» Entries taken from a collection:
§
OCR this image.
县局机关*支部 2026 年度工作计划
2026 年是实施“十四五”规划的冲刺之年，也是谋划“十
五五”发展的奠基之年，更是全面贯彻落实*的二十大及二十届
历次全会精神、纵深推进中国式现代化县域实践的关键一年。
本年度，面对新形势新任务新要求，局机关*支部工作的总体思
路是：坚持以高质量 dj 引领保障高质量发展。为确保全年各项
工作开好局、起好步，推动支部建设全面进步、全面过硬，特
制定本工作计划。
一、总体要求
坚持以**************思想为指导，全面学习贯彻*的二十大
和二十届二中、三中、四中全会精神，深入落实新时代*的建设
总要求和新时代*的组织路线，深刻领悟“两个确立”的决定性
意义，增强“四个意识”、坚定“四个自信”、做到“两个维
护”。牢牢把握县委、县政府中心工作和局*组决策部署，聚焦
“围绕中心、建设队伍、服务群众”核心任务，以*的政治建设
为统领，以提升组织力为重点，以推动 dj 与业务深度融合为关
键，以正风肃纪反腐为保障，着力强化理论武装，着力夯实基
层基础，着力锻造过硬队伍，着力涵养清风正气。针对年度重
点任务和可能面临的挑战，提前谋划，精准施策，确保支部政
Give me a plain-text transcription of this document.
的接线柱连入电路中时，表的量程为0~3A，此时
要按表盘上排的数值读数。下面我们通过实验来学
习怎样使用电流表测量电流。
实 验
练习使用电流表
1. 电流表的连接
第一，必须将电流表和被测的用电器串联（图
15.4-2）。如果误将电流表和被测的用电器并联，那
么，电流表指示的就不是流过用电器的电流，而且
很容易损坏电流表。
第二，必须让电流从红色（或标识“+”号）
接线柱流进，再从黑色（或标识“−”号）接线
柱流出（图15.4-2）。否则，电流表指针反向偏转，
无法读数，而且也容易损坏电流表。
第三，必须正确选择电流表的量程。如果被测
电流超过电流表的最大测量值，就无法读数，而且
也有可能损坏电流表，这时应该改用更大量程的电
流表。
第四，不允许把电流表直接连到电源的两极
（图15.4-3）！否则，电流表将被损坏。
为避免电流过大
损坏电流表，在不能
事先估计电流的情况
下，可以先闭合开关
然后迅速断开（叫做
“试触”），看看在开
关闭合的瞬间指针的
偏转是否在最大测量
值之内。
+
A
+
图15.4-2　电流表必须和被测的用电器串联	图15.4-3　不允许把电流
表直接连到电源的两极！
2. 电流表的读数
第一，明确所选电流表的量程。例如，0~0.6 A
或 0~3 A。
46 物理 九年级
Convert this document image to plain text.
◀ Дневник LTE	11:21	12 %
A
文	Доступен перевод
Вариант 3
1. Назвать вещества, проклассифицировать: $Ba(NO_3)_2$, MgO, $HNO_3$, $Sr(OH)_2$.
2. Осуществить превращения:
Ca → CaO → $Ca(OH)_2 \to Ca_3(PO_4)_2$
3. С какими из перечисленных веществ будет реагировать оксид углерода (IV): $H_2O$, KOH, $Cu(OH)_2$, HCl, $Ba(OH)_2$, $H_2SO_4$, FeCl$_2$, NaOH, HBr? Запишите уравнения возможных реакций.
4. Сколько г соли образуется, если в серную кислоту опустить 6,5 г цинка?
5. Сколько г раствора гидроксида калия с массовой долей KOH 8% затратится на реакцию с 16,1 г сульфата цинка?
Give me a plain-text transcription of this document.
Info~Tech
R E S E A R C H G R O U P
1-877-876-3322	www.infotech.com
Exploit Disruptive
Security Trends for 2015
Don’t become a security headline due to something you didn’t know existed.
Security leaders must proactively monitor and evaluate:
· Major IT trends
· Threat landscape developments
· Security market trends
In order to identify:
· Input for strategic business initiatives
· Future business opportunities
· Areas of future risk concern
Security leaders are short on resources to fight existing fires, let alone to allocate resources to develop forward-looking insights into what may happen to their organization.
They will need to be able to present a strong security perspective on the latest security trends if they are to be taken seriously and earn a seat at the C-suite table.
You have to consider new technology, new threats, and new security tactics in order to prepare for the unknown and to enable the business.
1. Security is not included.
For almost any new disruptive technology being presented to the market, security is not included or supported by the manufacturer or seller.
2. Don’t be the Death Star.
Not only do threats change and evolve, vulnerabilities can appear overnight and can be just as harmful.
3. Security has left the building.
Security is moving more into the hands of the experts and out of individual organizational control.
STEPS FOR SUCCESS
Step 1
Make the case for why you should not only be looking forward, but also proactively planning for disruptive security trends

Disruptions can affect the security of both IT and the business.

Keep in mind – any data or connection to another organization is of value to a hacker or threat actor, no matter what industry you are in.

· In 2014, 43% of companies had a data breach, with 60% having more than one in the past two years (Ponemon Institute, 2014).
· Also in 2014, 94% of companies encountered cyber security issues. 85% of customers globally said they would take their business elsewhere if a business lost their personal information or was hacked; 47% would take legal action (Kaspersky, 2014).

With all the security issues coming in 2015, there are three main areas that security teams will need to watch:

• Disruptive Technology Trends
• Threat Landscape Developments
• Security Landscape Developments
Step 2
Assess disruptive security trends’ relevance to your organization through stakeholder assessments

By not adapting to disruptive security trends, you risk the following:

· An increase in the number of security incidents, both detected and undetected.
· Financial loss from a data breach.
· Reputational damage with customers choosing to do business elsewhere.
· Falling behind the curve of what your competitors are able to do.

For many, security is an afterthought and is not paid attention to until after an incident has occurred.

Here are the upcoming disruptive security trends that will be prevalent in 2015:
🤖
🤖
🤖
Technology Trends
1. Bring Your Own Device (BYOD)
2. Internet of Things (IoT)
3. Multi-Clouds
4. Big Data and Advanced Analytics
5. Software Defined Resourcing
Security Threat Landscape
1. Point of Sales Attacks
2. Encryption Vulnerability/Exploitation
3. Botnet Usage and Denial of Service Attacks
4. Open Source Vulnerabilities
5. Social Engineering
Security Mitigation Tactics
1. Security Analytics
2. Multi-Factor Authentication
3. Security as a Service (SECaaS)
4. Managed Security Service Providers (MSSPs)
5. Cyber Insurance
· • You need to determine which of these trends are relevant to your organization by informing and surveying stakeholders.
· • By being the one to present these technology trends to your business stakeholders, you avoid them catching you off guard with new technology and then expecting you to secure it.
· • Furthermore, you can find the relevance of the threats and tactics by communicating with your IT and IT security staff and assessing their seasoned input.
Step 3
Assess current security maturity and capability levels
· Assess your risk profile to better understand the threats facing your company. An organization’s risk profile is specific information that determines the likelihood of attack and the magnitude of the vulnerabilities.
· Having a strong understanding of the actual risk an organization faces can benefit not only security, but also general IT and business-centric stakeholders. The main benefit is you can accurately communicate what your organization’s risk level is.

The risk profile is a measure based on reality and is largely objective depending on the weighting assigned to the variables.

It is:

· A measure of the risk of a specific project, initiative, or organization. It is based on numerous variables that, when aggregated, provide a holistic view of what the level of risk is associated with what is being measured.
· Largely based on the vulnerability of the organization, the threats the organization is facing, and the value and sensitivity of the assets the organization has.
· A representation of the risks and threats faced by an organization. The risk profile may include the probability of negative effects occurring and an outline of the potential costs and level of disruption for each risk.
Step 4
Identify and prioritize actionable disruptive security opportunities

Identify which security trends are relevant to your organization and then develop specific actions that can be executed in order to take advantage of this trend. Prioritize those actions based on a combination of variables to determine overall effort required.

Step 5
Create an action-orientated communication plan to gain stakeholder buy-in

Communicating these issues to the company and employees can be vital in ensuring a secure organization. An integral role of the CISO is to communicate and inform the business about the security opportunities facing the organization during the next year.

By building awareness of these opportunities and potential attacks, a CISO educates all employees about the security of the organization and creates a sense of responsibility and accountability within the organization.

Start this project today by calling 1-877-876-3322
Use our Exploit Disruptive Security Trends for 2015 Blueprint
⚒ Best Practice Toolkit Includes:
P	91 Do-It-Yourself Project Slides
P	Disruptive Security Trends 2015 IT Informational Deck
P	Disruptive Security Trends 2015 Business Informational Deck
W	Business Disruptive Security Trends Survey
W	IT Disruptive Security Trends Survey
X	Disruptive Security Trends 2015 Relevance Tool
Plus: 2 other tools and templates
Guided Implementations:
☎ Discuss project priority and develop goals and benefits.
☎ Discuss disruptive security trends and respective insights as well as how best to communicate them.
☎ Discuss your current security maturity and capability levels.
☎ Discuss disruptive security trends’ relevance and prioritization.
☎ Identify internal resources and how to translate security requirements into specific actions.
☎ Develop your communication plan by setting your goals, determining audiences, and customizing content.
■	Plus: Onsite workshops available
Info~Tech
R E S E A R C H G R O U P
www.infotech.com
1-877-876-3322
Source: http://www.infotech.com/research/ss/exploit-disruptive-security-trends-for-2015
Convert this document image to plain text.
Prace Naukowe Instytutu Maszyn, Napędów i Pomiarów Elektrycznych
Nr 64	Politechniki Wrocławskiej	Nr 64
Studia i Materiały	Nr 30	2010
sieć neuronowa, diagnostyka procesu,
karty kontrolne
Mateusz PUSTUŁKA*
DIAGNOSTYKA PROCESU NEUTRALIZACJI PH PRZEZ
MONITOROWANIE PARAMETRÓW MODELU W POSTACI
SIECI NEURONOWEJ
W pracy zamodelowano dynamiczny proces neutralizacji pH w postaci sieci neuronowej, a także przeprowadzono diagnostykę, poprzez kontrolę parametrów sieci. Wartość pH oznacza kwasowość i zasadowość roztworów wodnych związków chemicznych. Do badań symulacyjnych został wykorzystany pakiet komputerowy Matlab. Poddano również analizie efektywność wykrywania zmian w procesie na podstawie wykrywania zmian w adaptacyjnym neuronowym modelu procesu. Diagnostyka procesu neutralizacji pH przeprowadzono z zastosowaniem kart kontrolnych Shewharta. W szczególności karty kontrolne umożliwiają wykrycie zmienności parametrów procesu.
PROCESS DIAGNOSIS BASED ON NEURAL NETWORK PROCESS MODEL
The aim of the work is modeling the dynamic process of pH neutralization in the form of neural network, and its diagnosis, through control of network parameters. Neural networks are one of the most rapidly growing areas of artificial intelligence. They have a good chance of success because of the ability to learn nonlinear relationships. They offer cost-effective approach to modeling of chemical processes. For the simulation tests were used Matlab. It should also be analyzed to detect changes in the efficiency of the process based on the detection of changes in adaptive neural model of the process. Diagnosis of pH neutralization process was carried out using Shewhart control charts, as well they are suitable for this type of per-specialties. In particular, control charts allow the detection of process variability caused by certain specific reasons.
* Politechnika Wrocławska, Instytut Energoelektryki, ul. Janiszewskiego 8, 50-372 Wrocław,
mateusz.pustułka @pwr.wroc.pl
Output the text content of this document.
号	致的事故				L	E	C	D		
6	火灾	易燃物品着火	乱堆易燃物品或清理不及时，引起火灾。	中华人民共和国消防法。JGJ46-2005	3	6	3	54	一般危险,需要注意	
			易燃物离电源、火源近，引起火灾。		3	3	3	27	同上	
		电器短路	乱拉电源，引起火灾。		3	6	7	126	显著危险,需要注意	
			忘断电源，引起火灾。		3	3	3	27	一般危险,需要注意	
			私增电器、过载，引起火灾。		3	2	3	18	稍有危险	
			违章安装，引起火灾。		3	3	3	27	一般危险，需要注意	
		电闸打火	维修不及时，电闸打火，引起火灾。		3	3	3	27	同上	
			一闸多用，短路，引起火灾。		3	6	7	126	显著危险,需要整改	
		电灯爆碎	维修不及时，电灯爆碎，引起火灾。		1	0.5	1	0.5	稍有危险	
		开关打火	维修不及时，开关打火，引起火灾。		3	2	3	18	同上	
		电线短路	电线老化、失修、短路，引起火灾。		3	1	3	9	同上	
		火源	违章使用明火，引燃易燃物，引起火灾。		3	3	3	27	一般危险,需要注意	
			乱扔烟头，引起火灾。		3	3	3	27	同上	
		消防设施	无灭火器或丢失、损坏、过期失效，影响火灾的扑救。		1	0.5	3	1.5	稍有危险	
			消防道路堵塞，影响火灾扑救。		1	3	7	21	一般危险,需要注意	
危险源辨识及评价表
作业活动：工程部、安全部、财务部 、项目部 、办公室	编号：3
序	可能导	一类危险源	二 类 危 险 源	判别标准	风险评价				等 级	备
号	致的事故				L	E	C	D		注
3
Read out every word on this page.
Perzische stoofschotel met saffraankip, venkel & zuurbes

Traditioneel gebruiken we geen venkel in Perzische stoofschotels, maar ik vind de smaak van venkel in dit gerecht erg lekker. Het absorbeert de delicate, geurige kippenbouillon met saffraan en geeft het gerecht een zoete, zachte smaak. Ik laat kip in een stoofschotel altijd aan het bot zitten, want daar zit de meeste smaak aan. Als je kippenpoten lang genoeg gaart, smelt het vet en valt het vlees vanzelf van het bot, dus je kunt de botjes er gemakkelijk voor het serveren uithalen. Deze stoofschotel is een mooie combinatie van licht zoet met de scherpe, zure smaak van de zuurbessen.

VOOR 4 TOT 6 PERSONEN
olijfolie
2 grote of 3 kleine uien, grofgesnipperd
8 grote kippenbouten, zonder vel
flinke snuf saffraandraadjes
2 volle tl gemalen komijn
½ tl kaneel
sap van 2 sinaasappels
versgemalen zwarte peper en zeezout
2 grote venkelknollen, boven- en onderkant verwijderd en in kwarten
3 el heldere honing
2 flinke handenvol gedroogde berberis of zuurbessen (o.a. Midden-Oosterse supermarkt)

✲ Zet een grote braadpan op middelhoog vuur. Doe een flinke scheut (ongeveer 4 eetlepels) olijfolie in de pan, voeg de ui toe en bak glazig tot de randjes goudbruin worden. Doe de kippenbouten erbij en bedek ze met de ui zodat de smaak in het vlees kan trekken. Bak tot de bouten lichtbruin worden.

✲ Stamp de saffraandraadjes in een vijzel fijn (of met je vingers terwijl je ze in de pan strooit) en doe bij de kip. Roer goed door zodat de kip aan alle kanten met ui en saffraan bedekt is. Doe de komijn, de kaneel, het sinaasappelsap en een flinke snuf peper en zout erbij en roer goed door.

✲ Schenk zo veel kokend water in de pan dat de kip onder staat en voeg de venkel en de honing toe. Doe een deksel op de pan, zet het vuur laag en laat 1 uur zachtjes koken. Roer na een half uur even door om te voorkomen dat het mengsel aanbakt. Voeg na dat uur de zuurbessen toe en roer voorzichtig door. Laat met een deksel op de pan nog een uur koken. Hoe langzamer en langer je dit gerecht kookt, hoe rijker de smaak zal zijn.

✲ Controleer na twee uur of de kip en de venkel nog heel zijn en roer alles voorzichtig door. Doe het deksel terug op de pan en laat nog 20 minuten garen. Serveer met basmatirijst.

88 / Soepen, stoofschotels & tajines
§
» Goal: Show each line in the entries that holds the string "maturity".

» Response:
Assess current security maturity and capability levels
☎ Discuss your current security maturity and capability levels.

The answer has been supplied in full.